▶ _Written task_: Please write out the complete listing that follows, exactly as it reads.

▶ _Dataset content_:
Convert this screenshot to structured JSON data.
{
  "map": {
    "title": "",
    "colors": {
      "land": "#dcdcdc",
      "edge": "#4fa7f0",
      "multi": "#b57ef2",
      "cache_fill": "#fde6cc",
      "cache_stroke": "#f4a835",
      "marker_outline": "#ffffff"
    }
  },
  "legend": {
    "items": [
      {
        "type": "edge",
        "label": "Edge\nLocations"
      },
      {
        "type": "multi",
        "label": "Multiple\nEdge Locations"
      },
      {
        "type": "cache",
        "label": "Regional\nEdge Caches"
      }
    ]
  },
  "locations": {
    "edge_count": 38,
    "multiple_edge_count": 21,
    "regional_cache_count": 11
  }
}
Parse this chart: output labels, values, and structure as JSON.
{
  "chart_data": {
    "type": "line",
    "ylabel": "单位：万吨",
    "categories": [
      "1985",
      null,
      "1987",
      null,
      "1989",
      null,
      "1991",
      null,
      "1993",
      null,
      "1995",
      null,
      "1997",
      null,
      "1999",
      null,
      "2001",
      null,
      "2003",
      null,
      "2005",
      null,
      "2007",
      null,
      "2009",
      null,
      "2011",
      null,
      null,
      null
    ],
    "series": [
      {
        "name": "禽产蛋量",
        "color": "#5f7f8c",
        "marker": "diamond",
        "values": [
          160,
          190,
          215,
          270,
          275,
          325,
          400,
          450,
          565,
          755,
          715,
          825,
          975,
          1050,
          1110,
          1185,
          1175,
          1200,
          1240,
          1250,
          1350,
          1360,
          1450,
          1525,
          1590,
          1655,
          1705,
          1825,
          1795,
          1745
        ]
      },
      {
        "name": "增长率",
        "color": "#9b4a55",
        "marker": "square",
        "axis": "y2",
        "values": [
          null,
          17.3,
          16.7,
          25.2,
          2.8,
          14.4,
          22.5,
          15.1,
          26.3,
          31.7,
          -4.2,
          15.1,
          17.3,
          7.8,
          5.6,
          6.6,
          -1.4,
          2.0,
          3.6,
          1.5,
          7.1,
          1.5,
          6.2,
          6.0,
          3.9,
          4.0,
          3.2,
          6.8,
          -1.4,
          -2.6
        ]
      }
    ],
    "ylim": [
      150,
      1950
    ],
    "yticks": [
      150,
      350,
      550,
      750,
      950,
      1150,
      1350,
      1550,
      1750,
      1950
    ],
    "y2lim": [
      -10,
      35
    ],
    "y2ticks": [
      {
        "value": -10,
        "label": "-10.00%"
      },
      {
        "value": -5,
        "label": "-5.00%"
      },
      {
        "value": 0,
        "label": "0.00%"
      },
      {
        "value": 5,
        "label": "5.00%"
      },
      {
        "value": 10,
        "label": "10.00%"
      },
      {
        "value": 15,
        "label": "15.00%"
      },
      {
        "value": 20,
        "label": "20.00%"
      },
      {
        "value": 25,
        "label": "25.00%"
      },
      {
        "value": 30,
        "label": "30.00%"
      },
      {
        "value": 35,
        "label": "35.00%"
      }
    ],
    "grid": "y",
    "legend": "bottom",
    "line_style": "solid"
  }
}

▶ _Answer to the exercise_:
Convert this screenshot to structured JSON data.
{
  "map": {
    "title": "",
    "colors": {
      "land": "#dcdcdc",
      "edge": "#4fa7f0",
      "multi": "#b57ef2",
      "cache_fill": "#fde6cc",
      "cache_stroke": "#f4a835",
      "marker_outline": "#ffffff"
    }
  },
  "legend": {
    "items": [
      {
        "type": "edge",
        "label": "Edge\nLocations"
      },
      {
        "type": "multi",
        "label": "Multiple\nEdge Locations"
      },
      {
        "type": "cache",
        "label": "Regional\nEdge Caches"
      }
    ]
  },
  "locations": {
    "edge_count": 38,
    "multiple_edge_count": 21,
    "regional_cache_count": 11
  }
}
Parse this chart: output labels, values, and structure as JSON.
{
  "chart_data": {
    "type": "line",
    "ylabel": "单位：万吨",
    "categories": [
      "1985",
      null,
      "1987",
      null,
      "1989",
      null,
      "1991",
      null,
      "1993",
      null,
      "1995",
      null,
      "1997",
      null,
      "1999",
      null,
      "2001",
      null,
      "2003",
      null,
      "2005",
      null,
      "2007",
      null,
      "2009",
      null,
      "2011",
      null,
      null,
      null
    ],
    "series": [
      {
        "name": "禽产蛋量",
        "color": "#5f7f8c",
        "marker": "diamond",
        "values": [
          160,
          190,
          215,
          270,
          275,
          325,
          400,
          450,
          565,
          755,
          715,
          825,
          975,
          1050,
          1110,
          1185,
          1175,
          1200,
          1240,
          1250,
          1350,
          1360,
          1450,
          1525,
          1590,
          1655,
          1705,
          1825,
          1795,
          1745
        ]
      },
      {
        "name": "增长率",
        "color": "#9b4a55",
        "marker": "square",
        "axis": "y2",
        "values": [
          null,
          17.3,
          16.7,
          25.2,
          2.8,
          14.4,
          22.5,
          15.1,
          26.3,
          31.7,
          -4.2,
          15.1,
          17.3,
          7.8,
          5.6,
          6.6,
          -1.4,
          2.0,
          3.6,
          1.5,
          7.1,
          1.5,
          6.2,
          6.0,
          3.9,
          4.0,
          3.2,
          6.8,
          -1.4,
          -2.6
        ]
      }
    ],
    "ylim": [
      150,
      1950
    ],
    "yticks": [
      150,
      350,
      550,
      750,
      950,
      1150,
      1350,
      1550,
      1750,
      1950
    ],
    "y2lim": [
      -10,
      35
    ],
    "y2ticks": [
      {
        "value": -10,
        "label": "-10.00%"
      },
      {
        "value": -5,
        "label": "-5.00%"
      },
      {
        "value": 0,
        "label": "0.00%"
      },
      {
        "value": 5,
        "label": "5.00%"
      },
      {
        "value": 10,
        "label": "10.00%"
      },
      {
        "value": 15,
        "label": "15.00%"
      },
      {
        "value": 20,
        "label": "20.00%"
      },
      {
        "value": 25,
        "label": "25.00%"
      },
      {
        "value": 30,
        "label": "30.00%"
      },
      {
        "value": 35,
        "label": "35.00%"
      }
    ],
    "grid": "y",
    "legend": "bottom",
    "line_style": "solid"
  }
}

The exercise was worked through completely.